Records to use start
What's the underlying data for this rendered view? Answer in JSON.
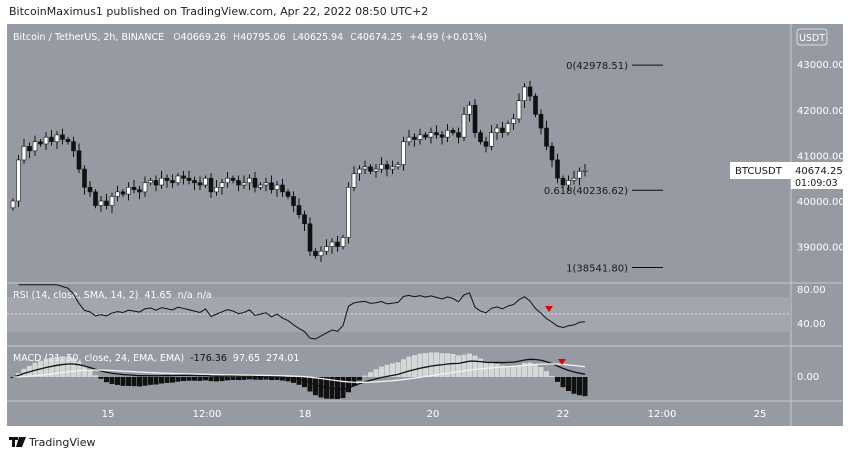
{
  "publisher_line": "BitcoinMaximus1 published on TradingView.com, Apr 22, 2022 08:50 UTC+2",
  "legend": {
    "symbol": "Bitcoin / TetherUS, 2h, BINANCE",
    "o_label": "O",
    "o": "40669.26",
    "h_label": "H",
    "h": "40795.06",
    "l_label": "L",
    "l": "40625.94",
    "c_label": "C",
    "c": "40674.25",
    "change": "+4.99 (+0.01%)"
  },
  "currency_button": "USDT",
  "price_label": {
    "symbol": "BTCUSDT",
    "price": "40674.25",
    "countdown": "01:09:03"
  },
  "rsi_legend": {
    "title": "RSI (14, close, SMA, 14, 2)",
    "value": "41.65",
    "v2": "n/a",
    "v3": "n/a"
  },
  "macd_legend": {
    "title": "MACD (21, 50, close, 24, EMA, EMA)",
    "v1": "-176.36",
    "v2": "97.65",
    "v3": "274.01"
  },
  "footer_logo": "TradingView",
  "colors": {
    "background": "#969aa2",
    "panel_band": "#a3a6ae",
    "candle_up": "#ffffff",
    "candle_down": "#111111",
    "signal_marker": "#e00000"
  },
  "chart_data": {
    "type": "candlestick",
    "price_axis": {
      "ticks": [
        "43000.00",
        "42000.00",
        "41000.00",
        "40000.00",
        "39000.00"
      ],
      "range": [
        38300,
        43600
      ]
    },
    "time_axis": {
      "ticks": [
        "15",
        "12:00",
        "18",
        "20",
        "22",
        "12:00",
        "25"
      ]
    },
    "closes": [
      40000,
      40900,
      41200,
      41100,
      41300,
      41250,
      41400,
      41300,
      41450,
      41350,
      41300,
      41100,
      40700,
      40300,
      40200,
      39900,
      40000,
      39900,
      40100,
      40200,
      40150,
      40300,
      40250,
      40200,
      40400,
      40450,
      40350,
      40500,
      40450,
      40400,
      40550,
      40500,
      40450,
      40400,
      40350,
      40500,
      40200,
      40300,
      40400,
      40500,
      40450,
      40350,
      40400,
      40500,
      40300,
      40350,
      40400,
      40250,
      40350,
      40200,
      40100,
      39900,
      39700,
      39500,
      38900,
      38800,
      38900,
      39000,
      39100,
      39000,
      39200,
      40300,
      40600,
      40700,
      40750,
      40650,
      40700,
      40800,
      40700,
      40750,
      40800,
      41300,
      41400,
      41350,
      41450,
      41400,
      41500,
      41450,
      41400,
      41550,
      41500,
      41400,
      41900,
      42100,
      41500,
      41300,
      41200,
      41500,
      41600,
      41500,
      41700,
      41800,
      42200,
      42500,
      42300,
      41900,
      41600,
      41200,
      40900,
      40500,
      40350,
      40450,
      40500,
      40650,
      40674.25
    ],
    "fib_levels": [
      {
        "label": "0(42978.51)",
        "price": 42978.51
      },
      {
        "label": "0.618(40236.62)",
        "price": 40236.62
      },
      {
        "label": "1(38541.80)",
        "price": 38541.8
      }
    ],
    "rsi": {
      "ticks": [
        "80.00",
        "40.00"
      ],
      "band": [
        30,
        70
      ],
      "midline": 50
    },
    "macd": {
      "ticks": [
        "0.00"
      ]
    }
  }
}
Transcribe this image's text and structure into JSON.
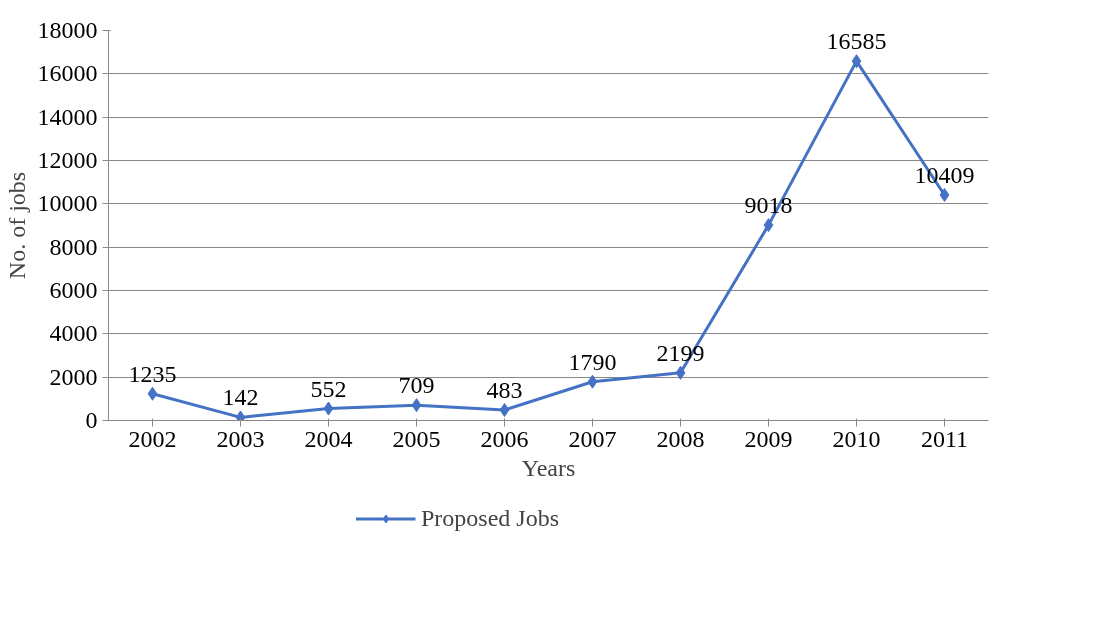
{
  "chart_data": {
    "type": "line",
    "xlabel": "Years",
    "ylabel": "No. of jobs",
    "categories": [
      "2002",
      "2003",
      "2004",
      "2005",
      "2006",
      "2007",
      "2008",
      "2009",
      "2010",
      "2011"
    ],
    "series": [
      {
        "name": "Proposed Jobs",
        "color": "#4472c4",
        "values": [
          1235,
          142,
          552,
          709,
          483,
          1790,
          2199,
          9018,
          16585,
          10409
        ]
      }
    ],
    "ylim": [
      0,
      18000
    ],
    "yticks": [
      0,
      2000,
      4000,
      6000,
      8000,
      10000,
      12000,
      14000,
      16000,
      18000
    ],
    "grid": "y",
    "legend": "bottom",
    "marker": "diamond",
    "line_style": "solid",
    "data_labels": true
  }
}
Records to use end
» **The request**
Repeat the preceding records precisely, and leave every picture out of the copy.

» **Solution to the problem**
What's the underlying data for this rendered view? Answer in JSON.
{
  "publisher_line": "BitcoinMaximus1 published on TradingView.com, Apr 22, 2022 08:50 UTC+2",
  "legend": {
    "symbol": "Bitcoin / TetherUS, 2h, BINANCE",
    "o_label": "O",
    "o": "40669.26",
    "h_label": "H",
    "h": "40795.06",
    "l_label": "L",
    "l": "40625.94",
    "c_label": "C",
    "c": "40674.25",
    "change": "+4.99 (+0.01%)"
  },
  "currency_button": "USDT",
  "price_label": {
    "symbol": "BTCUSDT",
    "price": "40674.25",
    "countdown": "01:09:03"
  },
  "rsi_legend": {
    "title": "RSI (14, close, SMA, 14, 2)",
    "value": "41.65",
    "v2": "n/a",
    "v3": "n/a"
  },
  "macd_legend": {
    "title": "MACD (21, 50, close, 24, EMA, EMA)",
    "v1": "-176.36",
    "v2": "97.65",
    "v3": "274.01"
  },
  "footer_logo": "TradingView",
  "colors": {
    "background": "#969aa2",
    "panel_band": "#a3a6ae",
    "candle_up": "#ffffff",
    "candle_down": "#111111",
    "signal_marker": "#e00000"
  },
  "chart_data": {
    "type": "candlestick",
    "price_axis": {
      "ticks": [
        "43000.00",
        "42000.00",
        "41000.00",
        "40000.00",
        "39000.00"
      ],
      "range": [
        38300,
        43600
      ]
    },
    "time_axis": {
      "ticks": [
        "15",
        "12:00",
        "18",
        "20",
        "22",
        "12:00",
        "25"
      ]
    },
    "closes": [
      40000,
      40900,
      41200,
      41100,
      41300,
      41250,
      41400,
      41300,
      41450,
      41350,
      41300,
      41100,
      40700,
      40300,
      40200,
      39900,
      40000,
      39900,
      40100,
      40200,
      40150,
      40300,
      40250,
      40200,
      40400,
      40450,
      40350,
      40500,
      40450,
      40400,
      40550,
      40500,
      40450,
      40400,
      40350,
      40500,
      40200,
      40300,
      40400,
      40500,
      40450,
      40350,
      40400,
      40500,
      40300,
      40350,
      40400,
      40250,
      40350,
      40200,
      40100,
      39900,
      39700,
      39500,
      38900,
      38800,
      38900,
      39000,
      39100,
      39000,
      39200,
      40300,
      40600,
      40700,
      40750,
      40650,
      40700,
      40800,
      40700,
      40750,
      40800,
      41300,
      41400,
      41350,
      41450,
      41400,
      41500,
      41450,
      41400,
      41550,
      41500,
      41400,
      41900,
      42100,
      41500,
      41300,
      41200,
      41500,
      41600,
      41500,
      41700,
      41800,
      42200,
      42500,
      42300,
      41900,
      41600,
      41200,
      40900,
      40500,
      40350,
      40450,
      40500,
      40650,
      40674.25
    ],
    "fib_levels": [
      {
        "label": "0(42978.51)",
        "price": 42978.51
      },
      {
        "label": "0.618(40236.62)",
        "price": 40236.62
      },
      {
        "label": "1(38541.80)",
        "price": 38541.8
      }
    ],
    "rsi": {
      "ticks": [
        "80.00",
        "40.00"
      ],
      "band": [
        30,
        70
      ],
      "midline": 50
    },
    "macd": {
      "ticks": [
        "0.00"
      ]
    }
  }
}
Transcribe this image's text and structure into JSON.
{
  "chart_data": {
    "type": "line",
    "xlabel": "Years",
    "ylabel": "No. of jobs",
    "categories": [
      "2002",
      "2003",
      "2004",
      "2005",
      "2006",
      "2007",
      "2008",
      "2009",
      "2010",
      "2011"
    ],
    "series": [
      {
        "name": "Proposed Jobs",
        "color": "#4472c4",
        "values": [
          1235,
          142,
          552,
          709,
          483,
          1790,
          2199,
          9018,
          16585,
          10409
        ]
      }
    ],
    "ylim": [
      0,
      18000
    ],
    "yticks": [
      0,
      2000,
      4000,
      6000,
      8000,
      10000,
      12000,
      14000,
      16000,
      18000
    ],
    "grid": "y",
    "legend": "bottom",
    "marker": "diamond",
    "line_style": "solid",
    "data_labels": true
  }
}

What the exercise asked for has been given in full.